» Extract to read
▼

Puerto Rico picks Allen & Overy, Mayer Brown as legal advisors

The law firms will advise the Puerto Rico Public-Private Partnerships Authority on it toll road and airport PPPs, respectively. Experience in landmark US transactions and a local presence in Puerto Rico was a resounding theme in Puerto Rico’s overall advisor selection process.

The Puerto Rico Public-Private Partnerships Authority has finalised the team of consultants for its planned toll roads and airport projects, reaching for well-known firms with experience on landmark US transactions and Puerto Rican advisory engagements.

For the toll roads project, which includes leasing and developing the US territory’s toll roads in several phases, the authority picked law firm Allen & Overy as legal advisor.

“They were engaged earlier in 2002 for a different project in Puerto Rico, so they know the local flavour to things,” David Alvarez, executive director of the Puerto Rico Public-Private Partnerships Authority, said in an interview.

Allen & Overy partner David Slade and senior counsel David Horner will lead the advisory effort.

For its technical advisor, who will put together traffic forecasts and studies on the toll roads, the authority chose San Francisco-based engineering firm URS Corporation. Chicago-based George Tapas and Puerto Rico-based Rene Purcell will lead the engagement, Alvarez said.

Alvarez praised URS’s “extensive experience in Puerto Rico” and reputation in public-private partnership engagements. URS acted as engineering and technical advisor to the City of Chicago on its $1. 83 billion lease of the Chicago Skyway toll bridge in 2004.

Together, Allen & Overy will work with the previously-selected financial advisor for the toll road deal, Macquarie Capital, which has already put out a request for qualifications (RFQ) to the first phase of the toll roads project. Responses are due 29 July.

The airport project involves leasing Puerto Rico’s Luis Munoz Marin International Airport in San Juan to the highest bidder. Puerto Rican law allows a maximum lease length of 75 years, but the precise lease length for Luis Munoz Marin has yet to be determined.

As legal advisor for the project, Puerto Rico chose Mayer Brown, the law firm that represented the City of Chicago in its ultimately unsuccessful effort to execute a similar transaction for its Midway Airport.

“That played in their favour, especially because they were in the sell-side and because they were consultants with the City of Chicago from the very beginning of that project,” Alvarez said, adding that the firm has also previously represented clients in Puerto Rico.

▲

(Collected data)
▼

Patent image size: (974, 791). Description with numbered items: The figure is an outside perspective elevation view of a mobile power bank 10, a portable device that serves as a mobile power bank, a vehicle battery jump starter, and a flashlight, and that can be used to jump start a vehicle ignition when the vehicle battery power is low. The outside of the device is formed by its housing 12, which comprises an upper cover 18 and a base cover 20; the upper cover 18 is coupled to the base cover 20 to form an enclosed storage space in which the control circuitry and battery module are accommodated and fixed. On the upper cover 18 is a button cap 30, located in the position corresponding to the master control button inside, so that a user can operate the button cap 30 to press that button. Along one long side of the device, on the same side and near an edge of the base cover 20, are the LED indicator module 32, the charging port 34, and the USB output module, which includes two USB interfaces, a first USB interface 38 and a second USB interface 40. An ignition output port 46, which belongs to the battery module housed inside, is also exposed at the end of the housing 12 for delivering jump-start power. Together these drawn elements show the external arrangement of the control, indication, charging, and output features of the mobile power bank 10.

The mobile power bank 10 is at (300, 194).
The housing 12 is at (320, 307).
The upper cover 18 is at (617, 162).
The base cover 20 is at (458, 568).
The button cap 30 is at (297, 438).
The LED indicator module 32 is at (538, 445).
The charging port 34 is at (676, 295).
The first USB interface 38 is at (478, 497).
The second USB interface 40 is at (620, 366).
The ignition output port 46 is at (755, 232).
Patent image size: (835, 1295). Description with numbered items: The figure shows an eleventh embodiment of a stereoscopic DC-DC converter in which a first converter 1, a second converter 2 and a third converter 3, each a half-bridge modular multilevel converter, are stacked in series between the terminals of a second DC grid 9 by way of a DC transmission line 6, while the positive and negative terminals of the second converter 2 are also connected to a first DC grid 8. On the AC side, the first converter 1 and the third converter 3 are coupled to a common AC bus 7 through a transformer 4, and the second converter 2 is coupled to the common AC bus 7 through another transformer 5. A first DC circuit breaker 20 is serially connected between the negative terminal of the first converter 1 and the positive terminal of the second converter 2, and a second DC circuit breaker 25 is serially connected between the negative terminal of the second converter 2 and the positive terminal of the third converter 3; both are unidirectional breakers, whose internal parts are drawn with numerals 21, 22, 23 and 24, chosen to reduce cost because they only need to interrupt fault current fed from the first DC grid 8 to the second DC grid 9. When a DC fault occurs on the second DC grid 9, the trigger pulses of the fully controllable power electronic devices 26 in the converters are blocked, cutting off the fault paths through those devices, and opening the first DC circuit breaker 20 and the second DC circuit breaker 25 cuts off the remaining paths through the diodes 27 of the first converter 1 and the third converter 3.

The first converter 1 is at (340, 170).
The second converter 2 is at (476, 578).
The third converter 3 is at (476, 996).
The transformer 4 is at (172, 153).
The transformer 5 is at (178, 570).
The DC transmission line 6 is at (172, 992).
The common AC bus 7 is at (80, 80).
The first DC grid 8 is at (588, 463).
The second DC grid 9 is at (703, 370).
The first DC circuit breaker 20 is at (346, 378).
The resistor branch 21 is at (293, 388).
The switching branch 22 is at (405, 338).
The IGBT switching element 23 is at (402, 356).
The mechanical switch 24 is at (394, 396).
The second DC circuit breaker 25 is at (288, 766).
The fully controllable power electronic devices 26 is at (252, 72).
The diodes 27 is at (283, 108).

▲

» Prompt A
In the article on Puerto Rico's advisor choices, when are responses to Macquarie Capital's request for qualifications due?
» Prompt B
Write out the part of the Puerto Rico advisor article that opens with the words containing "The Puerto Rico Public-Private Partnerships Authority has" and closes with "in an interview.".

» Answer A
They are due 29 July.

» Answer B
The Puerto Rico Public-Private Partnerships Authority has finalised the team of consultants for its planned toll roads and airport projects, reaching for well-known firms with experience on landmark US transactions and Puerto Rican advisory engagements.

For the toll roads project, which includes leasing and developing the US territory’s toll roads in several phases, the authority picked law firm Allen & Overy as legal advisor.

“They were engaged earlier in 2002 for a different project in Puerto Rico, so they know the local flavour to things,” David Alvarez, executive director of the Puerto Rico Public-Private Partnerships Authority, said in an interview.